§ Data entries:

****

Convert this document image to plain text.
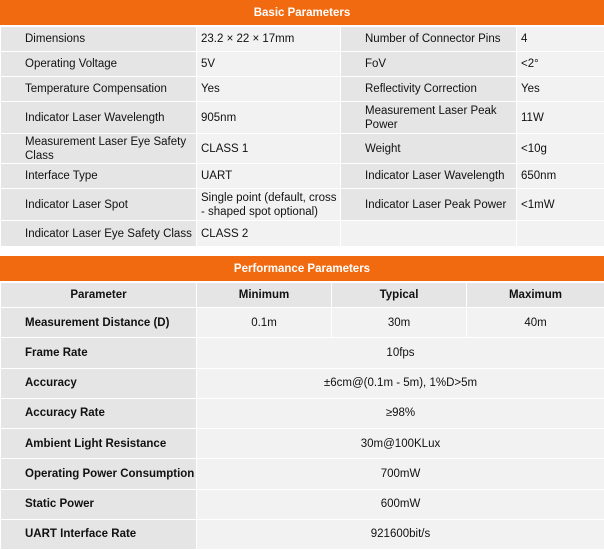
Basic Parameters
Dimensions	23.2 × 22 × 17mm	Number of Connector Pins	4
Operating Voltage	5V	FoV	<2°
Temperature Compensation	Yes	Reflectivity Correction	Yes
Indicator Laser Wavelength	905nm	Measurement Laser Peak Power	11W
Measurement Laser Eye Safety Class	CLASS 1	Weight	<10g
Interface Type	UART	Indicator Laser Wavelength	650nm
Indicator Laser Spot	Single point (default, cross - shaped spot optional)	Indicator Laser Peak Power	<1mW
Indicator Laser Eye Safety Class	CLASS 2		
Performance Parameters
Parameter	Minimum	Typical	Maximum
Measurement Distance (D)	0.1m	30m	40m
Frame Rate	10fps		
Accuracy	±6cm@(0.1m - 5m), 1%D>5m		
Accuracy Rate	≥98%		
Ambient Light Resistance	30m@100KLux		
Operating Power Consumption	700mW		
Static Power	600mW		
UART Interface Rate	921600bit/s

****

§ Requirements:
Copy out all of the material exactly as written, without its pictures.

§ Written solution:
Convert this document image to plain text.
Basic Parameters
Dimensions	23.2 × 22 × 17mm	Number of Connector Pins	4
Operating Voltage	5V	FoV	<2°
Temperature Compensation	Yes	Reflectivity Correction	Yes
Indicator Laser Wavelength	905nm	Measurement Laser Peak Power	11W
Measurement Laser Eye Safety Class	CLASS 1	Weight	<10g
Interface Type	UART	Indicator Laser Wavelength	650nm
Indicator Laser Spot	Single point (default, cross - shaped spot optional)	Indicator Laser Peak Power	<1mW
Indicator Laser Eye Safety Class	CLASS 2		
Performance Parameters
Parameter	Minimum	Typical	Maximum
Measurement Distance (D)	0.1m	30m	40m
Frame Rate	10fps		
Accuracy	±6cm@(0.1m - 5m), 1%D>5m		
Accuracy Rate	≥98%		
Ambient Light Resistance	30m@100KLux		
Operating Power Consumption	700mW		
Static Power	600mW		
UART Interface Rate	921600bit/s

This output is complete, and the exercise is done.